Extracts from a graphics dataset
>>>

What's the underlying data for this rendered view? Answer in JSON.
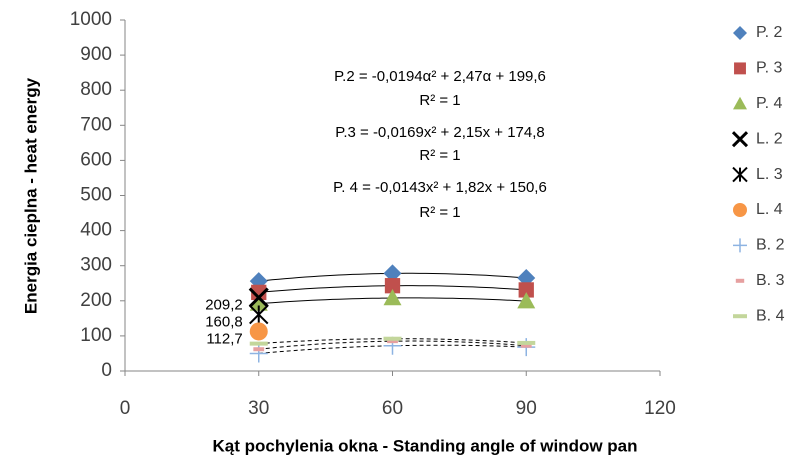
{
  "chart_data": {
    "type": "scatter",
    "x_label": "Kąt pochylenia okna - Standing angle of window pan",
    "y_label": "Energia cieplna - heat energy",
    "x": [
      30,
      60,
      90
    ],
    "xlim": [
      0,
      120
    ],
    "xticks": [
      0,
      30,
      60,
      90,
      120
    ],
    "ylim": [
      0,
      1000
    ],
    "yticks": [
      0,
      100,
      200,
      300,
      400,
      500,
      600,
      700,
      800,
      900,
      1000
    ],
    "grid": false,
    "legend": "right",
    "annotations": [
      "P.2 = -0,0194α² + 2,47α + 199,6",
      "R² = 1",
      "P.3 = -0,0169x² + 2,15x + 174,8",
      "R² = 1",
      "P. 4 = -0,0143x² + 1,82x + 150,6",
      "R² = 1"
    ],
    "series": [
      {
        "name": "P. 2",
        "color": "#4f81bd",
        "marker": "diamond",
        "trendline": "solid",
        "values": [
          256,
          278,
          265
        ]
      },
      {
        "name": "P. 3",
        "color": "#c0504d",
        "marker": "square",
        "trendline": "solid",
        "values": [
          224,
          243,
          231
        ]
      },
      {
        "name": "P. 4",
        "color": "#9bbb59",
        "marker": "triangle",
        "trendline": "solid",
        "values": [
          192,
          208,
          199
        ]
      },
      {
        "name": "L. 2",
        "color": "#000000",
        "marker": "x",
        "values": [
          209.2,
          null,
          null
        ],
        "value_labels": [
          "209,2",
          null,
          null
        ]
      },
      {
        "name": "L. 3",
        "color": "#000000",
        "marker": "star",
        "values": [
          160.8,
          null,
          null
        ],
        "value_labels": [
          "160,8",
          null,
          null
        ]
      },
      {
        "name": "L. 4",
        "color": "#f79646",
        "marker": "circle",
        "values": [
          112.7,
          null,
          null
        ],
        "value_labels": [
          "112,7",
          null,
          null
        ]
      },
      {
        "name": "B. 2",
        "color": "#8db3e2",
        "marker": "plus",
        "trendline": "dashed",
        "values": [
          50,
          72,
          68
        ]
      },
      {
        "name": "B. 3",
        "color": "#e6a0a0",
        "marker": "dash",
        "trendline": "dashed",
        "values": [
          62,
          85,
          72
        ]
      },
      {
        "name": "B. 4",
        "color": "#c3d69b",
        "marker": "longdash",
        "trendline": "dashed",
        "values": [
          78,
          92,
          80
        ]
      }
    ]
  }
}
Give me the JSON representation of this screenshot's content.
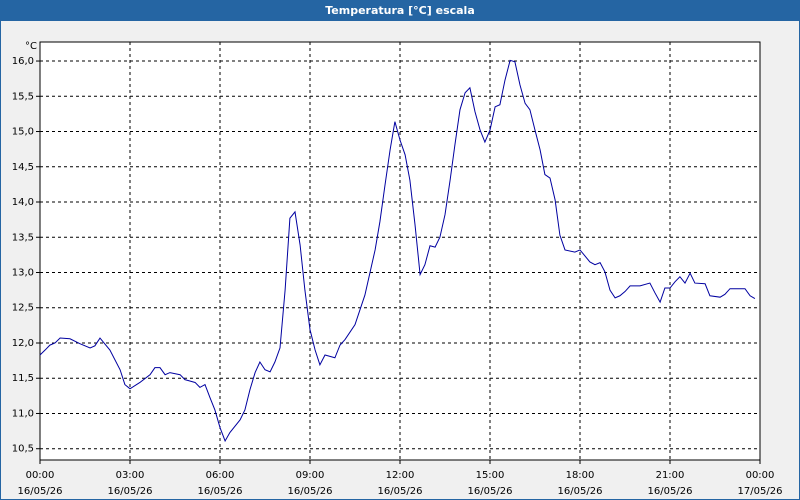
{
  "chart_data": {
    "type": "line",
    "title": "Temperatura [°C] escala",
    "y_unit": "°C",
    "x": [
      0,
      0.17,
      0.33,
      0.5,
      0.67,
      1.0,
      1.33,
      1.67,
      1.83,
      2.0,
      2.33,
      2.67,
      2.83,
      3.0,
      3.33,
      3.67,
      3.83,
      4.0,
      4.17,
      4.33,
      4.67,
      4.83,
      5.17,
      5.33,
      5.5,
      5.67,
      5.83,
      6.0,
      6.17,
      6.33,
      6.67,
      6.83,
      7.0,
      7.17,
      7.33,
      7.5,
      7.67,
      7.83,
      8.0,
      8.17,
      8.33,
      8.5,
      8.67,
      8.83,
      9.0,
      9.17,
      9.33,
      9.5,
      9.83,
      10.0,
      10.17,
      10.5,
      10.83,
      11.17,
      11.33,
      11.5,
      11.67,
      11.83,
      12.0,
      12.17,
      12.33,
      12.5,
      12.67,
      12.83,
      13.0,
      13.17,
      13.33,
      13.5,
      13.67,
      13.83,
      14.0,
      14.17,
      14.33,
      14.5,
      14.67,
      14.83,
      15.0,
      15.17,
      15.33,
      15.5,
      15.67,
      15.83,
      16.0,
      16.17,
      16.33,
      16.5,
      16.67,
      16.83,
      17.0,
      17.17,
      17.33,
      17.5,
      17.83,
      18.0,
      18.33,
      18.5,
      18.67,
      18.83,
      19.0,
      19.17,
      19.33,
      19.5,
      19.67,
      20.0,
      20.33,
      20.5,
      20.67,
      20.83,
      21.0,
      21.17,
      21.33,
      21.5,
      21.67,
      21.83,
      22.17,
      22.33,
      22.67,
      22.83,
      23.0,
      23.5,
      23.67,
      23.83
    ],
    "series": [
      {
        "name": "Temperatura",
        "color": "#0000a0",
        "values": [
          11.83,
          11.9,
          11.97,
          12.0,
          12.07,
          12.06,
          11.99,
          11.93,
          11.96,
          12.07,
          11.9,
          11.62,
          11.41,
          11.35,
          11.44,
          11.55,
          11.65,
          11.65,
          11.55,
          11.58,
          11.55,
          11.48,
          11.44,
          11.37,
          11.41,
          11.22,
          11.05,
          10.8,
          10.61,
          10.73,
          10.91,
          11.05,
          11.34,
          11.58,
          11.73,
          11.62,
          11.59,
          11.73,
          11.93,
          12.75,
          13.77,
          13.86,
          13.39,
          12.75,
          12.19,
          11.9,
          11.69,
          11.83,
          11.79,
          11.97,
          12.05,
          12.26,
          12.68,
          13.32,
          13.72,
          14.24,
          14.74,
          15.14,
          14.88,
          14.67,
          14.31,
          13.68,
          12.97,
          13.11,
          13.38,
          13.36,
          13.5,
          13.82,
          14.31,
          14.81,
          15.31,
          15.55,
          15.62,
          15.28,
          15.02,
          14.85,
          15.02,
          15.35,
          15.38,
          15.73,
          16.01,
          15.99,
          15.66,
          15.4,
          15.31,
          15.02,
          14.74,
          14.39,
          14.34,
          14.03,
          13.53,
          13.32,
          13.29,
          13.32,
          13.15,
          13.11,
          13.14,
          13.01,
          12.75,
          12.64,
          12.67,
          12.73,
          12.81,
          12.81,
          12.85,
          12.71,
          12.58,
          12.78,
          12.78,
          12.87,
          12.94,
          12.85,
          12.99,
          12.85,
          12.84,
          12.67,
          12.65,
          12.69,
          12.77,
          12.77,
          12.67,
          12.63
        ]
      }
    ],
    "xlim": [
      0,
      24
    ],
    "xticks": [
      {
        "value": 0,
        "label": [
          "00:00",
          "16/05/26"
        ]
      },
      {
        "value": 3,
        "label": [
          "03:00",
          "16/05/26"
        ]
      },
      {
        "value": 6,
        "label": [
          "06:00",
          "16/05/26"
        ]
      },
      {
        "value": 9,
        "label": [
          "09:00",
          "16/05/26"
        ]
      },
      {
        "value": 12,
        "label": [
          "12:00",
          "16/05/26"
        ]
      },
      {
        "value": 15,
        "label": [
          "15:00",
          "16/05/26"
        ]
      },
      {
        "value": 18,
        "label": [
          "18:00",
          "16/05/26"
        ]
      },
      {
        "value": 21,
        "label": [
          "21:00",
          "16/05/26"
        ]
      },
      {
        "value": 24,
        "label": [
          "00:00",
          "17/05/26"
        ]
      }
    ],
    "ylim": [
      10.34,
      16.27
    ],
    "yticks": [
      {
        "value": 10.5,
        "label": "10,5"
      },
      {
        "value": 11,
        "label": "11,0"
      },
      {
        "value": 11.5,
        "label": "11,5"
      },
      {
        "value": 12,
        "label": "12,0"
      },
      {
        "value": 12.5,
        "label": "12,5"
      },
      {
        "value": 13,
        "label": "13,0"
      },
      {
        "value": 13.5,
        "label": "13,5"
      },
      {
        "value": 14,
        "label": "14,0"
      },
      {
        "value": 14.5,
        "label": "14,5"
      },
      {
        "value": 15,
        "label": "15,0"
      },
      {
        "value": 15.5,
        "label": "15,5"
      },
      {
        "value": 16,
        "label": "16,0"
      }
    ],
    "grid": true
  }
}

<<<

▶ _Exercise prompt_
Write out the full set of lines verbatim, without the pictures.

▶ _Output for this task_
What's the underlying data for this rendered view? Answer in JSON.
{
  "chart_data": {
    "type": "scatter",
    "x_label": "Kąt pochylenia okna - Standing angle of window pan",
    "y_label": "Energia cieplna - heat energy",
    "x": [
      30,
      60,
      90
    ],
    "xlim": [
      0,
      120
    ],
    "xticks": [
      0,
      30,
      60,
      90,
      120
    ],
    "ylim": [
      0,
      1000
    ],
    "yticks": [
      0,
      100,
      200,
      300,
      400,
      500,
      600,
      700,
      800,
      900,
      1000
    ],
    "grid": false,
    "legend": "right",
    "annotations": [
      "P.2 = -0,0194α² + 2,47α + 199,6",
      "R² = 1",
      "P.3 = -0,0169x² + 2,15x + 174,8",
      "R² = 1",
      "P. 4 = -0,0143x² + 1,82x + 150,6",
      "R² = 1"
    ],
    "series": [
      {
        "name": "P. 2",
        "color": "#4f81bd",
        "marker": "diamond",
        "trendline": "solid",
        "values": [
          256,
          278,
          265
        ]
      },
      {
        "name": "P. 3",
        "color": "#c0504d",
        "marker": "square",
        "trendline": "solid",
        "values": [
          224,
          243,
          231
        ]
      },
      {
        "name": "P. 4",
        "color": "#9bbb59",
        "marker": "triangle",
        "trendline": "solid",
        "values": [
          192,
          208,
          199
        ]
      },
      {
        "name": "L. 2",
        "color": "#000000",
        "marker": "x",
        "values": [
          209.2,
          null,
          null
        ],
        "value_labels": [
          "209,2",
          null,
          null
        ]
      },
      {
        "name": "L. 3",
        "color": "#000000",
        "marker": "star",
        "values": [
          160.8,
          null,
          null
        ],
        "value_labels": [
          "160,8",
          null,
          null
        ]
      },
      {
        "name": "L. 4",
        "color": "#f79646",
        "marker": "circle",
        "values": [
          112.7,
          null,
          null
        ],
        "value_labels": [
          "112,7",
          null,
          null
        ]
      },
      {
        "name": "B. 2",
        "color": "#8db3e2",
        "marker": "plus",
        "trendline": "dashed",
        "values": [
          50,
          72,
          68
        ]
      },
      {
        "name": "B. 3",
        "color": "#e6a0a0",
        "marker": "dash",
        "trendline": "dashed",
        "values": [
          62,
          85,
          72
        ]
      },
      {
        "name": "B. 4",
        "color": "#c3d69b",
        "marker": "longdash",
        "trendline": "dashed",
        "values": [
          78,
          92,
          80
        ]
      }
    ]
  }
}
Give me the JSON representation of this screenshot's content.
{
  "chart_data": {
    "type": "line",
    "title": "Temperatura [°C] escala",
    "y_unit": "°C",
    "x": [
      0,
      0.17,
      0.33,
      0.5,
      0.67,
      1.0,
      1.33,
      1.67,
      1.83,
      2.0,
      2.33,
      2.67,
      2.83,
      3.0,
      3.33,
      3.67,
      3.83,
      4.0,
      4.17,
      4.33,
      4.67,
      4.83,
      5.17,
      5.33,
      5.5,
      5.67,
      5.83,
      6.0,
      6.17,
      6.33,
      6.67,
      6.83,
      7.0,
      7.17,
      7.33,
      7.5,
      7.67,
      7.83,
      8.0,
      8.17,
      8.33,
      8.5,
      8.67,
      8.83,
      9.0,
      9.17,
      9.33,
      9.5,
      9.83,
      10.0,
      10.17,
      10.5,
      10.83,
      11.17,
      11.33,
      11.5,
      11.67,
      11.83,
      12.0,
      12.17,
      12.33,
      12.5,
      12.67,
      12.83,
      13.0,
      13.17,
      13.33,
      13.5,
      13.67,
      13.83,
      14.0,
      14.17,
      14.33,
      14.5,
      14.67,
      14.83,
      15.0,
      15.17,
      15.33,
      15.5,
      15.67,
      15.83,
      16.0,
      16.17,
      16.33,
      16.5,
      16.67,
      16.83,
      17.0,
      17.17,
      17.33,
      17.5,
      17.83,
      18.0,
      18.33,
      18.5,
      18.67,
      18.83,
      19.0,
      19.17,
      19.33,
      19.5,
      19.67,
      20.0,
      20.33,
      20.5,
      20.67,
      20.83,
      21.0,
      21.17,
      21.33,
      21.5,
      21.67,
      21.83,
      22.17,
      22.33,
      22.67,
      22.83,
      23.0,
      23.5,
      23.67,
      23.83
    ],
    "series": [
      {
        "name": "Temperatura",
        "color": "#0000a0",
        "values": [
          11.83,
          11.9,
          11.97,
          12.0,
          12.07,
          12.06,
          11.99,
          11.93,
          11.96,
          12.07,
          11.9,
          11.62,
          11.41,
          11.35,
          11.44,
          11.55,
          11.65,
          11.65,
          11.55,
          11.58,
          11.55,
          11.48,
          11.44,
          11.37,
          11.41,
          11.22,
          11.05,
          10.8,
          10.61,
          10.73,
          10.91,
          11.05,
          11.34,
          11.58,
          11.73,
          11.62,
          11.59,
          11.73,
          11.93,
          12.75,
          13.77,
          13.86,
          13.39,
          12.75,
          12.19,
          11.9,
          11.69,
          11.83,
          11.79,
          11.97,
          12.05,
          12.26,
          12.68,
          13.32,
          13.72,
          14.24,
          14.74,
          15.14,
          14.88,
          14.67,
          14.31,
          13.68,
          12.97,
          13.11,
          13.38,
          13.36,
          13.5,
          13.82,
          14.31,
          14.81,
          15.31,
          15.55,
          15.62,
          15.28,
          15.02,
          14.85,
          15.02,
          15.35,
          15.38,
          15.73,
          16.01,
          15.99,
          15.66,
          15.4,
          15.31,
          15.02,
          14.74,
          14.39,
          14.34,
          14.03,
          13.53,
          13.32,
          13.29,
          13.32,
          13.15,
          13.11,
          13.14,
          13.01,
          12.75,
          12.64,
          12.67,
          12.73,
          12.81,
          12.81,
          12.85,
          12.71,
          12.58,
          12.78,
          12.78,
          12.87,
          12.94,
          12.85,
          12.99,
          12.85,
          12.84,
          12.67,
          12.65,
          12.69,
          12.77,
          12.77,
          12.67,
          12.63
        ]
      }
    ],
    "xlim": [
      0,
      24
    ],
    "xticks": [
      {
        "value": 0,
        "label": [
          "00:00",
          "16/05/26"
        ]
      },
      {
        "value": 3,
        "label": [
          "03:00",
          "16/05/26"
        ]
      },
      {
        "value": 6,
        "label": [
          "06:00",
          "16/05/26"
        ]
      },
      {
        "value": 9,
        "label": [
          "09:00",
          "16/05/26"
        ]
      },
      {
        "value": 12,
        "label": [
          "12:00",
          "16/05/26"
        ]
      },
      {
        "value": 15,
        "label": [
          "15:00",
          "16/05/26"
        ]
      },
      {
        "value": 18,
        "label": [
          "18:00",
          "16/05/26"
        ]
      },
      {
        "value": 21,
        "label": [
          "21:00",
          "16/05/26"
        ]
      },
      {
        "value": 24,
        "label": [
          "00:00",
          "17/05/26"
        ]
      }
    ],
    "ylim": [
      10.34,
      16.27
    ],
    "yticks": [
      {
        "value": 10.5,
        "label": "10,5"
      },
      {
        "value": 11,
        "label": "11,0"
      },
      {
        "value": 11.5,
        "label": "11,5"
      },
      {
        "value": 12,
        "label": "12,0"
      },
      {
        "value": 12.5,
        "label": "12,5"
      },
      {
        "value": 13,
        "label": "13,0"
      },
      {
        "value": 13.5,
        "label": "13,5"
      },
      {
        "value": 14,
        "label": "14,0"
      },
      {
        "value": 14.5,
        "label": "14,5"
      },
      {
        "value": 15,
        "label": "15,0"
      },
      {
        "value": 15.5,
        "label": "15,5"
      },
      {
        "value": 16,
        "label": "16,0"
      }
    ],
    "grid": true
  }
}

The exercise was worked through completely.